Will you print the material below without altering a single character?
--- start AVAILABLE DATA ---
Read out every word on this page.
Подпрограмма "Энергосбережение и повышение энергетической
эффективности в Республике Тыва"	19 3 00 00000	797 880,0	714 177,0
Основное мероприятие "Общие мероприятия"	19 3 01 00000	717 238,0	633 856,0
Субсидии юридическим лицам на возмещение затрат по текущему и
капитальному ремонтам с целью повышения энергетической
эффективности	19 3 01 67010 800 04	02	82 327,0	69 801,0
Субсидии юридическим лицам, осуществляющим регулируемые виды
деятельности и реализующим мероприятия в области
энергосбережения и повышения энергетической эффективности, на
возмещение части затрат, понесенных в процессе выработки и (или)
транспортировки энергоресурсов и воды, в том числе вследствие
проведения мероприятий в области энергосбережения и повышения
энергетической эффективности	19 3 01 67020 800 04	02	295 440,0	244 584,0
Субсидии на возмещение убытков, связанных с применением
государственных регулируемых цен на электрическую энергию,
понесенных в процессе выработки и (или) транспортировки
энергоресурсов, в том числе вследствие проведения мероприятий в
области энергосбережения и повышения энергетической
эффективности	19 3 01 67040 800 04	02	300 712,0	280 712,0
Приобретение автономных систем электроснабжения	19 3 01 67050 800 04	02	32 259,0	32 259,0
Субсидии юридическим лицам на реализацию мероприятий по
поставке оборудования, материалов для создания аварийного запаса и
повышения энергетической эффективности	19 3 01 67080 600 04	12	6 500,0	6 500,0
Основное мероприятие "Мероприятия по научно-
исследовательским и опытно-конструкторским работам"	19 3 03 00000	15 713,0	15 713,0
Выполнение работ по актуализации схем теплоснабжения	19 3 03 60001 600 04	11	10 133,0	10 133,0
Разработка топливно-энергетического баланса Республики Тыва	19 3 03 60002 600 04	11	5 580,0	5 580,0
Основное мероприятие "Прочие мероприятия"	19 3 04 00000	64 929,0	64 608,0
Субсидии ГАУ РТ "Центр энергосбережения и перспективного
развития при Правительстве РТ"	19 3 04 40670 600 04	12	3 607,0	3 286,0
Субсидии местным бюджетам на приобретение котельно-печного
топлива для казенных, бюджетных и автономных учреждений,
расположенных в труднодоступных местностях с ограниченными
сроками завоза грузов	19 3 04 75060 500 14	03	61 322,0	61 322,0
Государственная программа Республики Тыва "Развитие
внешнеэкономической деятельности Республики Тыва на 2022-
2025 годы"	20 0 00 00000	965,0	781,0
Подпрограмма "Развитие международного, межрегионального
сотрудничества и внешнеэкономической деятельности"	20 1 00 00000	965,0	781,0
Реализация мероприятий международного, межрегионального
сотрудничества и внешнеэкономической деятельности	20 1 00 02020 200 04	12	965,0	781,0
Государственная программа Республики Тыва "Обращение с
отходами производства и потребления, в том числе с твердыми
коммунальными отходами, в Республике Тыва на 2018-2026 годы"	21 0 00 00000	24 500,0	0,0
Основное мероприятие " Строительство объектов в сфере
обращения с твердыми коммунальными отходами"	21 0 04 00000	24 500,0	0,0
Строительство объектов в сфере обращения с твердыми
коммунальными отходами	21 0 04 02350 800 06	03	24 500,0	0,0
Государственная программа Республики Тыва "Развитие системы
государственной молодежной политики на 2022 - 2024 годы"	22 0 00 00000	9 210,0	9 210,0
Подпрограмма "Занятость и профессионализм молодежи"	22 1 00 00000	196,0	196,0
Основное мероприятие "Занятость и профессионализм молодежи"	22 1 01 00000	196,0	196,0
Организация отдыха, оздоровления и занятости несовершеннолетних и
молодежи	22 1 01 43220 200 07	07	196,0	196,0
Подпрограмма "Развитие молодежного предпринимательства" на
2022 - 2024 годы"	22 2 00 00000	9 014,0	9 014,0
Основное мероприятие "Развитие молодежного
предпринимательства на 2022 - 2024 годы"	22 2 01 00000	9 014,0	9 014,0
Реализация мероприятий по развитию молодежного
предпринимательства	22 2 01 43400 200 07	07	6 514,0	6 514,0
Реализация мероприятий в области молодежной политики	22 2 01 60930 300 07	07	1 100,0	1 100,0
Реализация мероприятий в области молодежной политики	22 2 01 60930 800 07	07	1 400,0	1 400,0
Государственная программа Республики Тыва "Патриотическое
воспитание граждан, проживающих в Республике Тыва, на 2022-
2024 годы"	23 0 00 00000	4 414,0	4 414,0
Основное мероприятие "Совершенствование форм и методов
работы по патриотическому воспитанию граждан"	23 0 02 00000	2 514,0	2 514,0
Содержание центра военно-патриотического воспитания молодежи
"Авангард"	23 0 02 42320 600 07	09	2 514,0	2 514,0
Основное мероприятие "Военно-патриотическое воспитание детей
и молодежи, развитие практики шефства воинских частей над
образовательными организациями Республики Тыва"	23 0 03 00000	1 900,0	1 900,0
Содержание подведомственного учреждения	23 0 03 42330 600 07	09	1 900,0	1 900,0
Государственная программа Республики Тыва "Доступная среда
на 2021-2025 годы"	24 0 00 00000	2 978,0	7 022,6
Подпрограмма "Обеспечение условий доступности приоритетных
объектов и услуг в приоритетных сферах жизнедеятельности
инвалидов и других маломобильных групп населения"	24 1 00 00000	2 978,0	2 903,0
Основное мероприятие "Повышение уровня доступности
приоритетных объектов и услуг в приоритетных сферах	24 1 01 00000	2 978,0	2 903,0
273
--- end AVAILABLE DATA ---
• **THE RESULT**:
Read out every word on this page.
Подпрограмма "Энергосбережение и повышение энергетической
эффективности в Республике Тыва"	19 3 00 00000	797 880,0	714 177,0
Основное мероприятие "Общие мероприятия"	19 3 01 00000	717 238,0	633 856,0
Субсидии юридическим лицам на возмещение затрат по текущему и
капитальному ремонтам с целью повышения энергетической
эффективности	19 3 01 67010 800 04	02	82 327,0	69 801,0
Субсидии юридическим лицам, осуществляющим регулируемые виды
деятельности и реализующим мероприятия в области
энергосбережения и повышения энергетической эффективности, на
возмещение части затрат, понесенных в процессе выработки и (или)
транспортировки энергоресурсов и воды, в том числе вследствие
проведения мероприятий в области энергосбережения и повышения
энергетической эффективности	19 3 01 67020 800 04	02	295 440,0	244 584,0
Субсидии на возмещение убытков, связанных с применением
государственных регулируемых цен на электрическую энергию,
понесенных в процессе выработки и (или) транспортировки
энергоресурсов, в том числе вследствие проведения мероприятий в
области энергосбережения и повышения энергетической
эффективности	19 3 01 67040 800 04	02	300 712,0	280 712,0
Приобретение автономных систем электроснабжения	19 3 01 67050 800 04	02	32 259,0	32 259,0
Субсидии юридическим лицам на реализацию мероприятий по
поставке оборудования, материалов для создания аварийного запаса и
повышения энергетической эффективности	19 3 01 67080 600 04	12	6 500,0	6 500,0
Основное мероприятие "Мероприятия по научно-
исследовательским и опытно-конструкторским работам"	19 3 03 00000	15 713,0	15 713,0
Выполнение работ по актуализации схем теплоснабжения	19 3 03 60001 600 04	11	10 133,0	10 133,0
Разработка топливно-энергетического баланса Республики Тыва	19 3 03 60002 600 04	11	5 580,0	5 580,0
Основное мероприятие "Прочие мероприятия"	19 3 04 00000	64 929,0	64 608,0
Субсидии ГАУ РТ "Центр энергосбережения и перспективного
развития при Правительстве РТ"	19 3 04 40670 600 04	12	3 607,0	3 286,0
Субсидии местным бюджетам на приобретение котельно-печного
топлива для казенных, бюджетных и автономных учреждений,
расположенных в труднодоступных местностях с ограниченными
сроками завоза грузов	19 3 04 75060 500 14	03	61 322,0	61 322,0
Государственная программа Республики Тыва "Развитие
внешнеэкономической деятельности Республики Тыва на 2022-
2025 годы"	20 0 00 00000	965,0	781,0
Подпрограмма "Развитие международного, межрегионального
сотрудничества и внешнеэкономической деятельности"	20 1 00 00000	965,0	781,0
Реализация мероприятий международного, межрегионального
сотрудничества и внешнеэкономической деятельности	20 1 00 02020 200 04	12	965,0	781,0
Государственная программа Республики Тыва "Обращение с
отходами производства и потребления, в том числе с твердыми
коммунальными отходами, в Республике Тыва на 2018-2026 годы"	21 0 00 00000	24 500,0	0,0
Основное мероприятие " Строительство объектов в сфере
обращения с твердыми коммунальными отходами"	21 0 04 00000	24 500,0	0,0
Строительство объектов в сфере обращения с твердыми
коммунальными отходами	21 0 04 02350 800 06	03	24 500,0	0,0
Государственная программа Республики Тыва "Развитие системы
государственной молодежной политики на 2022 - 2024 годы"	22 0 00 00000	9 210,0	9 210,0
Подпрограмма "Занятость и профессионализм молодежи"	22 1 00 00000	196,0	196,0
Основное мероприятие "Занятость и профессионализм молодежи"	22 1 01 00000	196,0	196,0
Организация отдыха, оздоровления и занятости несовершеннолетних и
молодежи	22 1 01 43220 200 07	07	196,0	196,0
Подпрограмма "Развитие молодежного предпринимательства" на
2022 - 2024 годы"	22 2 00 00000	9 014,0	9 014,0
Основное мероприятие "Развитие молодежного
предпринимательства на 2022 - 2024 годы"	22 2 01 00000	9 014,0	9 014,0
Реализация мероприятий по развитию молодежного
предпринимательства	22 2 01 43400 200 07	07	6 514,0	6 514,0
Реализация мероприятий в области молодежной политики	22 2 01 60930 300 07	07	1 100,0	1 100,0
Реализация мероприятий в области молодежной политики	22 2 01 60930 800 07	07	1 400,0	1 400,0
Государственная программа Республики Тыва "Патриотическое
воспитание граждан, проживающих в Республике Тыва, на 2022-
2024 годы"	23 0 00 00000	4 414,0	4 414,0
Основное мероприятие "Совершенствование форм и методов
работы по патриотическому воспитанию граждан"	23 0 02 00000	2 514,0	2 514,0
Содержание центра военно-патриотического воспитания молодежи
"Авангард"	23 0 02 42320 600 07	09	2 514,0	2 514,0
Основное мероприятие "Военно-патриотическое воспитание детей
и молодежи, развитие практики шефства воинских частей над
образовательными организациями Республики Тыва"	23 0 03 00000	1 900,0	1 900,0
Содержание подведомственного учреждения	23 0 03 42330 600 07	09	1 900,0	1 900,0
Государственная программа Республики Тыва "Доступная среда
на 2021-2025 годы"	24 0 00 00000	2 978,0	7 022,6
Подпрограмма "Обеспечение условий доступности приоритетных
объектов и услуг в приоритетных сферах жизнедеятельности
инвалидов и других маломобильных групп населения"	24 1 00 00000	2 978,0	2 903,0
Основное мероприятие "Повышение уровня доступности
приоритетных объектов и услуг в приоритетных сферах	24 1 01 00000	2 978,0	2 903,0
273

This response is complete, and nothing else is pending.